* _COMPITO ASSEGNATO 1_: Riassumi in due frasi il testo sull'anima.
* _COMPITO ASSEGNATO 2_: Scrivi la parte successiva del testo sull'anima, riprendendo subito dopo la sua ultima frase.

CAPITOLO 1

A come ANIMA

Per molte decadi il bambino mi ha rivelato qualcosa che è nascosto nelle profondità della sua anima. Ma quale mancanza di comprensione, quanti malintesi ho trovato in tanti paesi, perché la gente pensava che io parlassi di un metodo pedagogico, mentre io parlavo di una rivelazione che mi è stata data dall’anima. Qui tra voi però sento di essere compresa fino in fondo, perché per entrare nell’anima, nello spirito, occorre avere uno spirito e un’anima desti.1


Bisogna imparare a capire il linguaggio dell’anima che si sveglia in loro [i bambini], se vogliamo comprendere i loro bisogni profondi.2

Anima, dal greco ànemos, vuol dire ‘soffio’, ‘vento’. Ecco cos’è l’anima: un refolo di vento, un soffio leggero, un’energia impalpabile, intangibile, non misurabile eppure tremendamente reale, che senza di lei vita non c’è…


L’anima può solo rivelarsi, cioè apparire quando si toglie il velo che la oscura; quando, come la Bella addormentata, la si desta dal lungo sonno secolare. E allora ecco che parla, o meglio sussurra, piano. Ci vuole orecchio attento per udire il suo bisbiglio. Occorre far silenzio. Ed entrare dentro, nelle profondità del proprio essere, in quel luogo al di là di tutti i luoghi, in quello spazio al di là di tutti gli spazi: è lì che l’anima ci porta. Forte l’anelito, come grido senza fine, come canto ininterrotto: è il richiamo del ritorno a Casa. Quando sei lì sei salvo, sembra dirci, sussurrando appena. In quel cerchio sacro non c’è nessuno che può entrare, non frecce d’uomo, non fulmini di dei. Non guerra, non tuono, non invasione alcuna. Quando sei lì sei salvo, al sicuro, protetto.

* _DATI FORNITI_:
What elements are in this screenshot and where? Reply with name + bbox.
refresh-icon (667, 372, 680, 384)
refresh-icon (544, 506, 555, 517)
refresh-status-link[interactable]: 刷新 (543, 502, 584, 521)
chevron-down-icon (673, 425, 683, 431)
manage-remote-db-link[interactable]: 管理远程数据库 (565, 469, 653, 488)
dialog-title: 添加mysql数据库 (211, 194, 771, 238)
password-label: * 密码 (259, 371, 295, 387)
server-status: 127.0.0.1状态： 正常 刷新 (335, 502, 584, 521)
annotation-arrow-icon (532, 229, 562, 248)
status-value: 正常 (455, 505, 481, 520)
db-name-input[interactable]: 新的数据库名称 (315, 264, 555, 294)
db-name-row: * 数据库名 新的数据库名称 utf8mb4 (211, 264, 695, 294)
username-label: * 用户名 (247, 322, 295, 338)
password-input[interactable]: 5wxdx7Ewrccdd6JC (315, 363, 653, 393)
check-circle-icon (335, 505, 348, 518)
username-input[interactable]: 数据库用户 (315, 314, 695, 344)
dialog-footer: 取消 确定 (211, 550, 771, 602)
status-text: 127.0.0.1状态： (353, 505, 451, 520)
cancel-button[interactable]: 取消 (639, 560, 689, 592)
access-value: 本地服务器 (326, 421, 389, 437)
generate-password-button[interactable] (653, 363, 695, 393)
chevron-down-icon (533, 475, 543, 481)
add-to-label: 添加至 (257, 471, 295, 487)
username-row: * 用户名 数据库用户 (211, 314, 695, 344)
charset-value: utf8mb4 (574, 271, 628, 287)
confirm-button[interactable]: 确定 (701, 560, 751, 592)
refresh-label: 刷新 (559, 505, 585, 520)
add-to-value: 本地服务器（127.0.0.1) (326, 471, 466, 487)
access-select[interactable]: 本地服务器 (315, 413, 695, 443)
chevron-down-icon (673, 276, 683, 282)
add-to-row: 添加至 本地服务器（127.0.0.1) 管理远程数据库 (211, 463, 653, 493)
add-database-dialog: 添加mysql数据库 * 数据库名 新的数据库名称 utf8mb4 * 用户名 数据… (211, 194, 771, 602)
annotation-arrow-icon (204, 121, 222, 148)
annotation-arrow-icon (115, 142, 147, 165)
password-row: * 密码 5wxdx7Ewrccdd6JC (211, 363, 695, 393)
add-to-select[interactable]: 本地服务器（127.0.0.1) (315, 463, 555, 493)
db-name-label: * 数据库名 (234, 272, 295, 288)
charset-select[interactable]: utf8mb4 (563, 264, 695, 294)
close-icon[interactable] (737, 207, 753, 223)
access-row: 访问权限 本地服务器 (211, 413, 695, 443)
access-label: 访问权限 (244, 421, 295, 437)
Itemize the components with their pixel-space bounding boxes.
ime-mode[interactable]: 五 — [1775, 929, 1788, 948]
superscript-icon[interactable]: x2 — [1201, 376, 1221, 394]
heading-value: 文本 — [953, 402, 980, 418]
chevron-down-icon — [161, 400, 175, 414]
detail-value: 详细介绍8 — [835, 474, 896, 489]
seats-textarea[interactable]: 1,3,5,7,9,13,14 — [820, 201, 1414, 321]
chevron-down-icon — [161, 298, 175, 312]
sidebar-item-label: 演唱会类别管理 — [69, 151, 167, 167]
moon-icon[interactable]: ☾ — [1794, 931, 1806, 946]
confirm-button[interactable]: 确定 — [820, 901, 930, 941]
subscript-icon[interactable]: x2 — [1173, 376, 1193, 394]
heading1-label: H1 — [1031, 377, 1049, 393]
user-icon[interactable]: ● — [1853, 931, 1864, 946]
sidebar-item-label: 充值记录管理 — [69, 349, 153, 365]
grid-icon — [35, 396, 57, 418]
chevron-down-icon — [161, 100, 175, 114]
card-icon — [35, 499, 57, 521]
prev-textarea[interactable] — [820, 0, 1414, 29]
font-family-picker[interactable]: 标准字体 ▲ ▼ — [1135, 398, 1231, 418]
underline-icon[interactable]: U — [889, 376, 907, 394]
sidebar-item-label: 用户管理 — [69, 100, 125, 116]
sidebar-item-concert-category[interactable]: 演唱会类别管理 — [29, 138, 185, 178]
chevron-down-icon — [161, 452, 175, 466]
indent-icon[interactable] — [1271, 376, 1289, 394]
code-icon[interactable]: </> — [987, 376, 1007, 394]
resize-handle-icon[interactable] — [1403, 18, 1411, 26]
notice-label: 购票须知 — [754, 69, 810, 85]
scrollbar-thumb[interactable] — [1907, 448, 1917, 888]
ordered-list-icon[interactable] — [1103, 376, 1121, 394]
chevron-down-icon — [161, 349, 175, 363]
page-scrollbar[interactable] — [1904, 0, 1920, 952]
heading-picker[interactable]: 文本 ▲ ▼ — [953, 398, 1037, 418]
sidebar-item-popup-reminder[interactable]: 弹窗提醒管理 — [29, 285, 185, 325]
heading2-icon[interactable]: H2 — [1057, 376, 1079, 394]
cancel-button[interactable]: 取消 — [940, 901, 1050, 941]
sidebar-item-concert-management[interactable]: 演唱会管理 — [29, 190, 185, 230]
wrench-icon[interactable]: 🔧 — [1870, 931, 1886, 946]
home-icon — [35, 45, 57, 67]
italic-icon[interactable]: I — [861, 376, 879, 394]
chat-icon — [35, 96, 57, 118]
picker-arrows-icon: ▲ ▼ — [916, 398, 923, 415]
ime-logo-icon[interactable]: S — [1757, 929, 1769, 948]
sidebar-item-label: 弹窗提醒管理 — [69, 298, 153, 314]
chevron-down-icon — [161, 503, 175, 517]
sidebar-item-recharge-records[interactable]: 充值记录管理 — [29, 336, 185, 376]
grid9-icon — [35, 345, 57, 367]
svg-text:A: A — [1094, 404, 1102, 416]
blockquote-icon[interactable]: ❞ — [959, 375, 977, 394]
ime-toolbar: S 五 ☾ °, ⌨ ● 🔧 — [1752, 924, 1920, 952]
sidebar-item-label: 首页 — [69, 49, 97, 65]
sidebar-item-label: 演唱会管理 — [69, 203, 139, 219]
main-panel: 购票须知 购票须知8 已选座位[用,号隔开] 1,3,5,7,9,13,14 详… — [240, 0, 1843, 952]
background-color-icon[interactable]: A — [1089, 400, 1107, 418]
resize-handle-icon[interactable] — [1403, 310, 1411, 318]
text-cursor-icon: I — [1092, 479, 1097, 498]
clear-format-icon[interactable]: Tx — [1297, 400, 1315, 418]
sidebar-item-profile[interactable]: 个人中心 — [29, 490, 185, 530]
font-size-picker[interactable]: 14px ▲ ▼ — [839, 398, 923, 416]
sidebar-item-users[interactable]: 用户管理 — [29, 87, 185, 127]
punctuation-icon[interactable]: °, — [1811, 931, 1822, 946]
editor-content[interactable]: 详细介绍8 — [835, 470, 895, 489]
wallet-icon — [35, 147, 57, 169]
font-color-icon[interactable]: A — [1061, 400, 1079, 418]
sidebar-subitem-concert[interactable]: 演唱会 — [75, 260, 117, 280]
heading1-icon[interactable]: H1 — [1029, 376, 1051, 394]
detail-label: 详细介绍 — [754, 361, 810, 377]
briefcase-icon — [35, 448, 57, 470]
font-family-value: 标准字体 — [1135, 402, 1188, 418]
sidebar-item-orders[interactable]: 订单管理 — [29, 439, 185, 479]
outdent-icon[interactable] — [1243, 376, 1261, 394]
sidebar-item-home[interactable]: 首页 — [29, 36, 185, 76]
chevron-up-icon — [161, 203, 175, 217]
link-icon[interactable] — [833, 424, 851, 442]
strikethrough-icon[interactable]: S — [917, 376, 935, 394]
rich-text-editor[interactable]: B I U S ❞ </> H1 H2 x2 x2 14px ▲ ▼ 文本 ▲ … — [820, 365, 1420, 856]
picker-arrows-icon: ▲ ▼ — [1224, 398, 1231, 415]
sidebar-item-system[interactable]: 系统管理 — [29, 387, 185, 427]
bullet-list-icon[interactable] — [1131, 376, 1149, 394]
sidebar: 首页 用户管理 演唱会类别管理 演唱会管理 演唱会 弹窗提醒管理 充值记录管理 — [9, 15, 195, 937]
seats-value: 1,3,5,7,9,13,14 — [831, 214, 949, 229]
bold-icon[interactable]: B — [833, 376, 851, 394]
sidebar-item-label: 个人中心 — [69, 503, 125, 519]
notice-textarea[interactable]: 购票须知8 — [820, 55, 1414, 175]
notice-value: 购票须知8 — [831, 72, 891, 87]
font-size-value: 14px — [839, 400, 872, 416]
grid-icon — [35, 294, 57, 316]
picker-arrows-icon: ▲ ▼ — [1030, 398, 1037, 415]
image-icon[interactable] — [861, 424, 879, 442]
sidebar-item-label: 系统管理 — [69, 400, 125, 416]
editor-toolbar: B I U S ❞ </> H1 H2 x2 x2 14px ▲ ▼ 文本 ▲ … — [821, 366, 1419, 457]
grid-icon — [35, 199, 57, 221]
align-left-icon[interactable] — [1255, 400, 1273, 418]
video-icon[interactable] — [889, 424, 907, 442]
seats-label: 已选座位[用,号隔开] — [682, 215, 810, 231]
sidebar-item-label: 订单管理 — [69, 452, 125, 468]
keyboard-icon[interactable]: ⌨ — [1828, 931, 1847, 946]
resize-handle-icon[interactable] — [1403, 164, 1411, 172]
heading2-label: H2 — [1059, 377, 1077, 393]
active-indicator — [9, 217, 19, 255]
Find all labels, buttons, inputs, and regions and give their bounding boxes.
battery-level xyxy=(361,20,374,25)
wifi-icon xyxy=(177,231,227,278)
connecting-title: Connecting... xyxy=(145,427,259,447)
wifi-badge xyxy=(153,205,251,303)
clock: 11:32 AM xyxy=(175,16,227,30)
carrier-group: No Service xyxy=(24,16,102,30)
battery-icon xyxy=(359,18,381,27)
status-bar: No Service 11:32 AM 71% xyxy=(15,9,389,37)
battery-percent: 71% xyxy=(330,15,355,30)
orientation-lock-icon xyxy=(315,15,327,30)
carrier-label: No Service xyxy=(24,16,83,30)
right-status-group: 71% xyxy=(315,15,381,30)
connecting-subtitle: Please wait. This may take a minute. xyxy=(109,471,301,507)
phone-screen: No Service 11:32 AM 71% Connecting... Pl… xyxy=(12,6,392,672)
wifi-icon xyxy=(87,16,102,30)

* _RISPOSTA SCRITTA 1_: Il testo riferisce che per molte decadi il bambino ha rivelato qualcosa nascosto nelle profondità della sua anima, una rivelazione che in tanti paesi è stata scambiata per un metodo pedagogico. Spiega poi che "anima" deriva dal greco ànemos, cioè "soffio", "vento", e la descrive come un'energia impalpabile ma reale che si rivela quando le si toglie il velo, sussurra e richiede silenzio per essere udita, conducendo nelle profondità dell'essere dove si è salvi e protetti.

* _RISPOSTA SCRITTA 2_:
Non facile arrivarci però, lungo è il cammino per raggiungere quel luogo che sta al di là di tutti i luoghi, quello spazio che sta al di là di ogni spazio, così lontano eppur così vicino.


Perché non è uno spazio-fuori, è uno spazio-dentro, a volte da conquistarsi con fatica, con lacrime e sudore, stille di sangue e cicatrici e pene. È uno spazio sommerso da cumuli e rovine, da pietre aguzze ammonticchiate nel tempo, da spine e rovi, ruggine e muffe.


Ma quando a uno a uno togli i detriti, quando sollevi il fango e butti via i rifiuti, ecco che emerge, limpido e pulito, il cerchio sacro, come sorgente di acqua cristallina. Quando lo trovi è gioia grande. E allora, timido, ecco il sorriso. Ora è lì, è lì per te, per sempre.


E allora ti accorgi che è questo che sei: non un mucchietto di pelle, muscoli e ossa o un’accozzaglia di organi e apparati, ma semplicemente un soffio di vento che arriva, passa e se ne va…

La vera minaccia che incombe sull’umanità di oggi non è la guerra, è questa disperata aridità, questo arresto di sviluppo. Il vero pericolo dell’umanità è il vuoto delle anime: tutto il resto non ne è che una conseguenza.3

Quando l’anima è dimenticata, messa a tacere, imbavagliata, narcotizzata, ecco che nasce il deserto: nulla più cresce, tutto si arresta, si secca, inaridisce. Quando l’anima è incatenata, svanisce la vita. Se il soffio si spegne, si spegne il fuoco, si perde il calore.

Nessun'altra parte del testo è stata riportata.